● Exercise goal
In the records below, find the line containing "Output a JSON", then copy that line and all lines after it, exactly, omitting every picture.

%%

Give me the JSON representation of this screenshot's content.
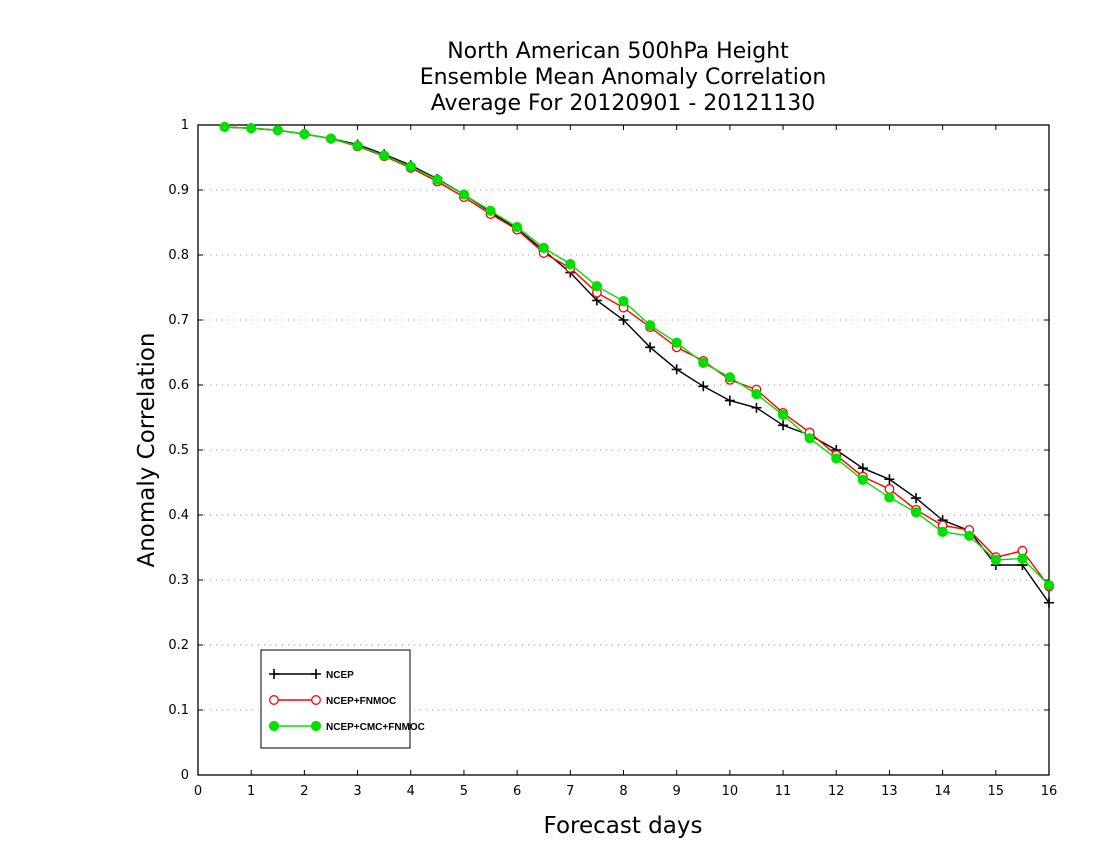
{
  "chart_data": {
    "type": "line",
    "title": [
      "North American 500hPa Height",
      "Ensemble Mean Anomaly Correlation",
      "Average For 20120901 - 20121130"
    ],
    "xlabel": "Forecast days",
    "ylabel": "Anomaly Correlation",
    "xlim": [
      0,
      16
    ],
    "ylim": [
      0,
      1
    ],
    "xticks": [
      "0",
      "1",
      "2",
      "3",
      "4",
      "5",
      "6",
      "7",
      "8",
      "9",
      "10",
      "11",
      "12",
      "13",
      "14",
      "15",
      "16"
    ],
    "yticks": [
      "0",
      "0.1",
      "0.2",
      "0.3",
      "0.4",
      "0.5",
      "0.6",
      "0.7",
      "0.8",
      "0.9",
      "1"
    ],
    "grid": "horizontal-dotted",
    "legend_position": "bottom-left",
    "x": [
      0.5,
      1,
      1.5,
      2,
      2.5,
      3,
      3.5,
      4,
      4.5,
      5,
      5.5,
      6,
      6.5,
      7,
      7.5,
      8,
      8.5,
      9,
      9.5,
      10,
      10.5,
      11,
      11.5,
      12,
      12.5,
      13,
      13.5,
      14,
      14.5,
      15,
      15.5,
      16
    ],
    "series": [
      {
        "name": "NCEP",
        "color": "#000000",
        "marker": "plus",
        "values": [
          0.997,
          0.995,
          0.992,
          0.986,
          0.979,
          0.97,
          0.955,
          0.938,
          0.917,
          0.893,
          0.866,
          0.84,
          0.807,
          0.773,
          0.73,
          0.7,
          0.658,
          0.624,
          0.598,
          0.576,
          0.565,
          0.538,
          0.523,
          0.5,
          0.472,
          0.455,
          0.426,
          0.392,
          0.376,
          0.323,
          0.323,
          0.265
        ]
      },
      {
        "name": "NCEP+FNMOC",
        "color": "#ff0000",
        "marker": "open-circle",
        "values": [
          0.997,
          0.995,
          0.992,
          0.986,
          0.979,
          0.967,
          0.952,
          0.934,
          0.913,
          0.889,
          0.863,
          0.839,
          0.803,
          0.78,
          0.742,
          0.719,
          0.689,
          0.658,
          0.637,
          0.608,
          0.593,
          0.557,
          0.527,
          0.492,
          0.459,
          0.44,
          0.408,
          0.384,
          0.377,
          0.335,
          0.345,
          0.29
        ]
      },
      {
        "name": "NCEP+CMC+FNMOC",
        "color": "#00e000",
        "marker": "filled-circle",
        "values": [
          0.997,
          0.995,
          0.992,
          0.986,
          0.979,
          0.968,
          0.953,
          0.936,
          0.916,
          0.893,
          0.868,
          0.843,
          0.811,
          0.786,
          0.752,
          0.729,
          0.692,
          0.665,
          0.634,
          0.612,
          0.586,
          0.554,
          0.518,
          0.487,
          0.454,
          0.427,
          0.404,
          0.374,
          0.368,
          0.331,
          0.333,
          0.292
        ]
      }
    ]
  }
}
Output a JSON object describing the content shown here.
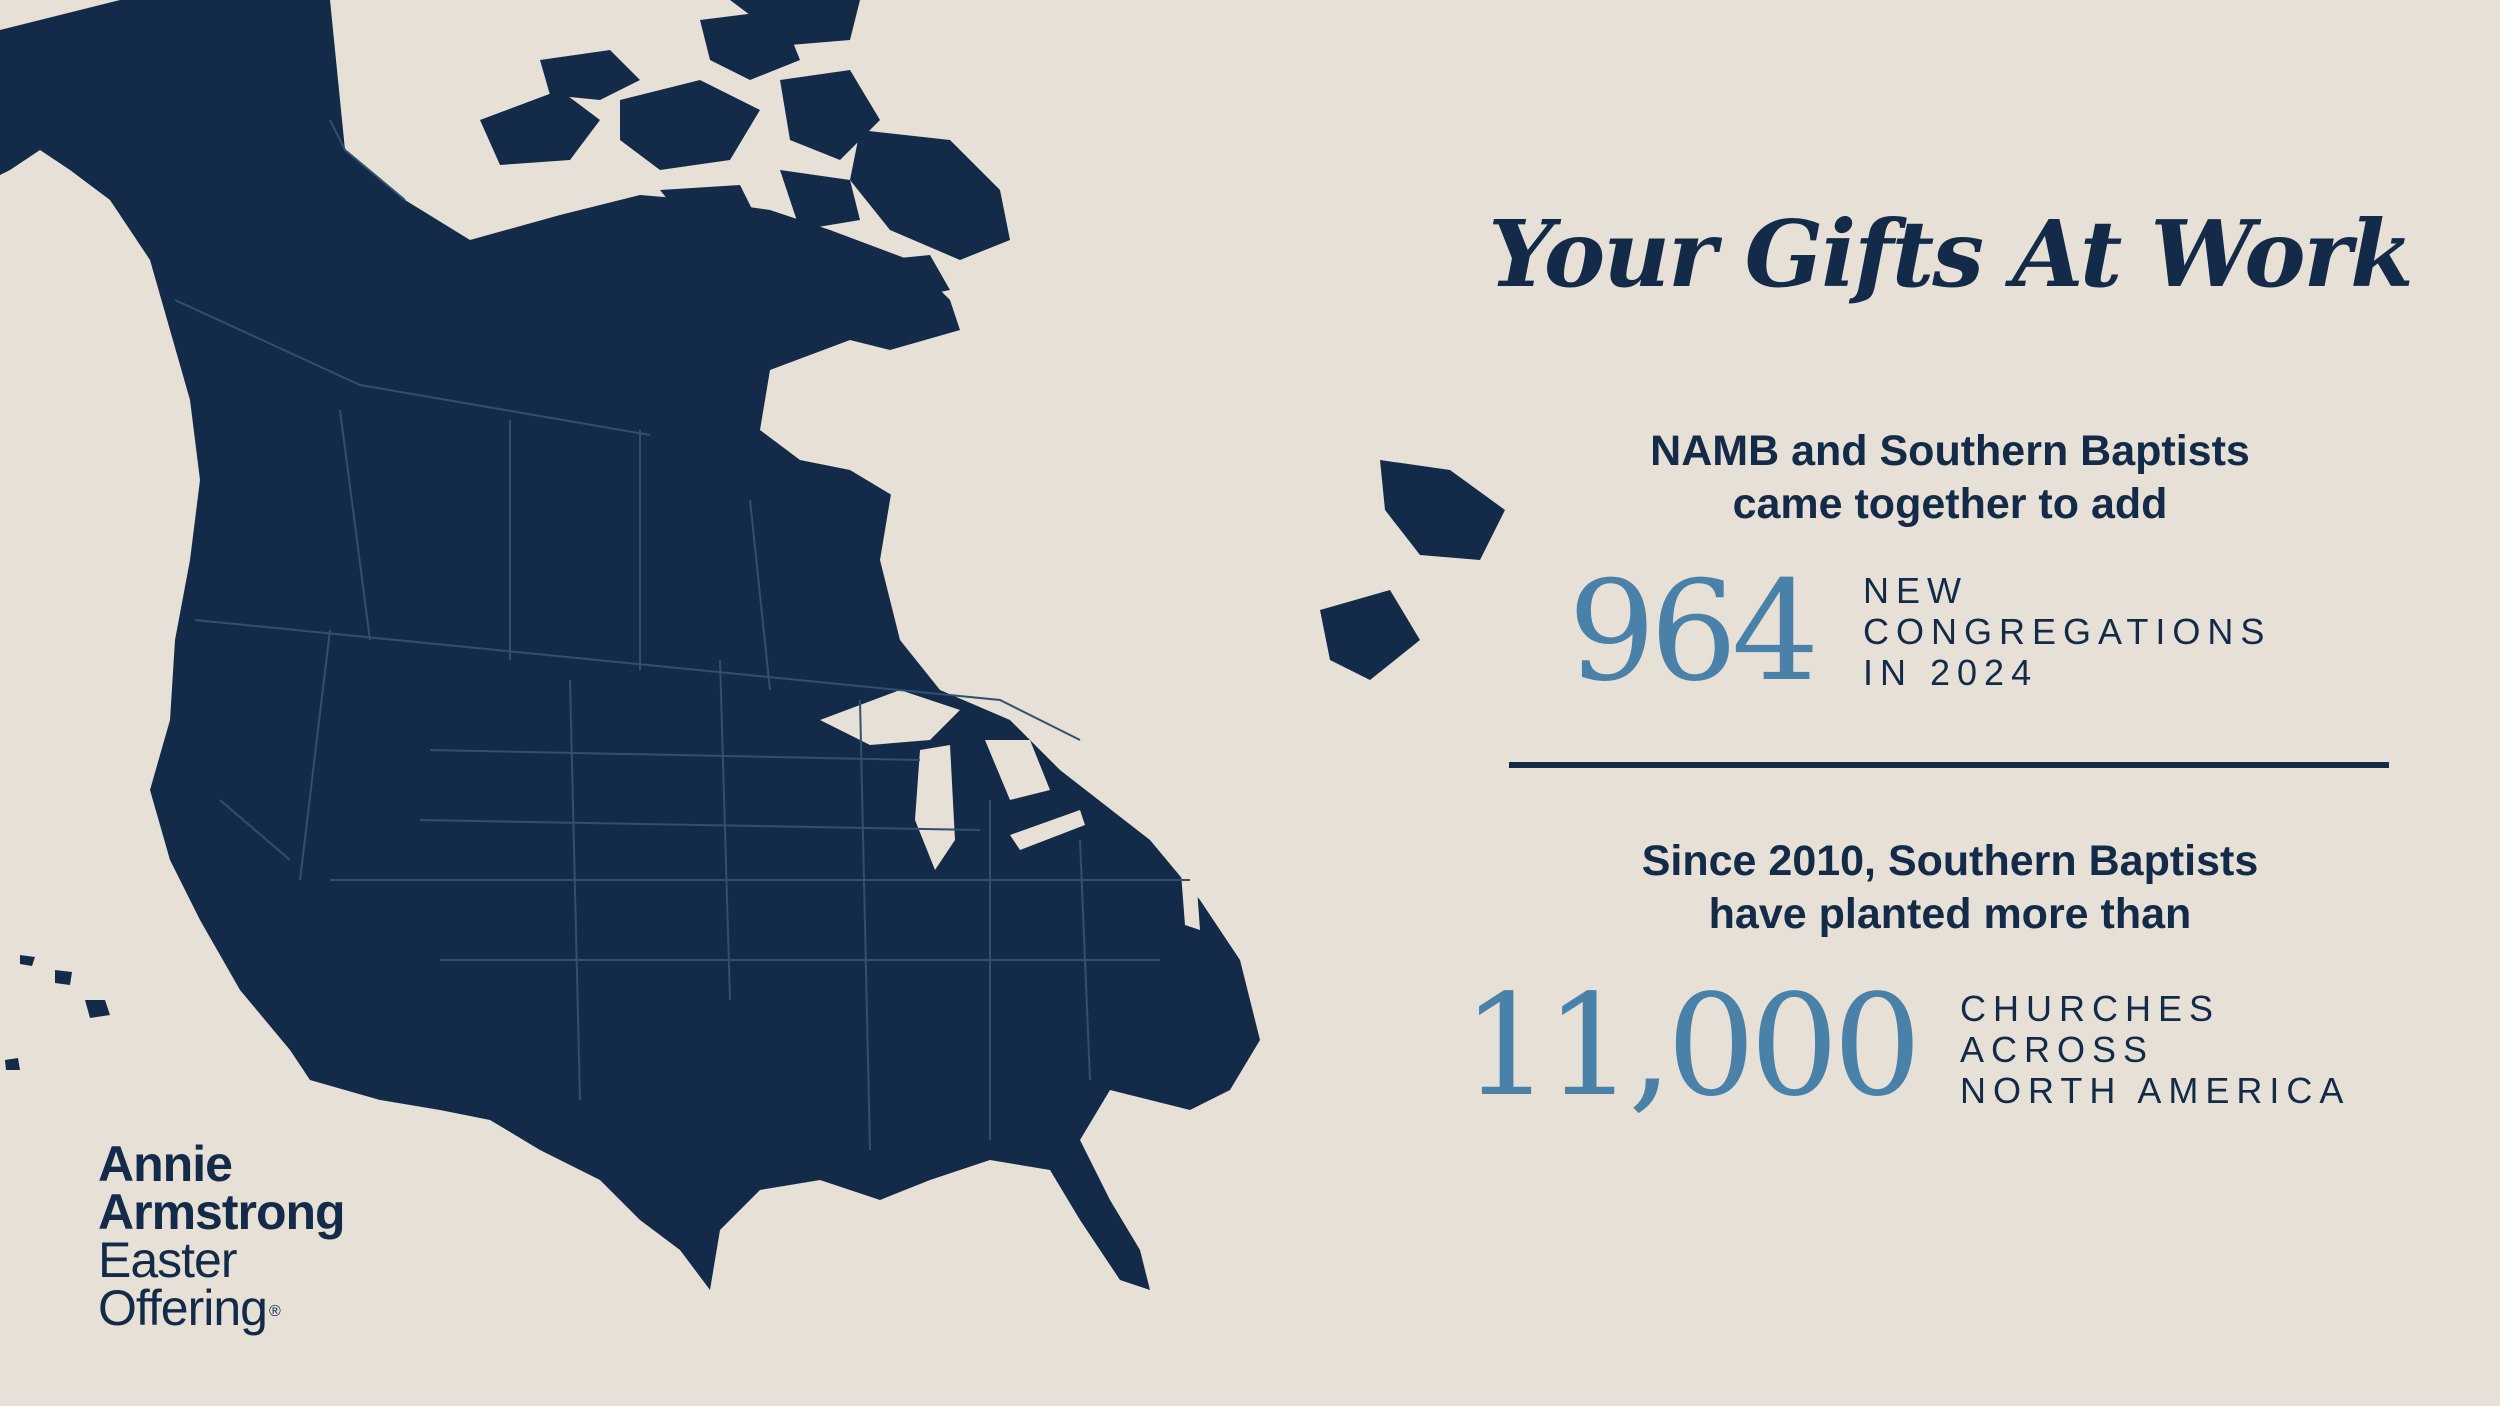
{
  "colors": {
    "background": "#e7e0d6",
    "map_fill": "#132b49",
    "map_borders": "#30506f",
    "accent_number": "#4a81a8",
    "text": "#132b49"
  },
  "map": {
    "icon": "north-america-map"
  },
  "headline": "Your Gifts At Work",
  "stat_1": {
    "intro_line_1": "NAMB and Southern Baptists",
    "intro_line_2": "came together to add",
    "number": "964",
    "label_line_1": "NEW",
    "label_line_2": "CONGREGATIONS",
    "label_line_3": "IN 2024"
  },
  "stat_2": {
    "intro_line_1": "Since 2010, Southern Baptists",
    "intro_line_2": "have planted more than",
    "number": "11,000",
    "label_line_1": "CHURCHES",
    "label_line_2": "ACROSS",
    "label_line_3": "NORTH AMERICA"
  },
  "logo": {
    "line_1": "Annie",
    "line_2": "Armstrong",
    "line_3": "Easter",
    "line_4": "Offering",
    "mark": "®"
  }
}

%%

● Result for this exercise
Output a JSON object describing the content shown here.
{
  "colors": {
    "background": "#e7e0d6",
    "map_fill": "#132b49",
    "map_borders": "#30506f",
    "accent_number": "#4a81a8",
    "text": "#132b49"
  },
  "map": {
    "icon": "north-america-map"
  },
  "headline": "Your Gifts At Work",
  "stat_1": {
    "intro_line_1": "NAMB and Southern Baptists",
    "intro_line_2": "came together to add",
    "number": "964",
    "label_line_1": "NEW",
    "label_line_2": "CONGREGATIONS",
    "label_line_3": "IN 2024"
  },
  "stat_2": {
    "intro_line_1": "Since 2010, Southern Baptists",
    "intro_line_2": "have planted more than",
    "number": "11,000",
    "label_line_1": "CHURCHES",
    "label_line_2": "ACROSS",
    "label_line_3": "NORTH AMERICA"
  },
  "logo": {
    "line_1": "Annie",
    "line_2": "Armstrong",
    "line_3": "Easter",
    "line_4": "Offering",
    "mark": "®"
  }
}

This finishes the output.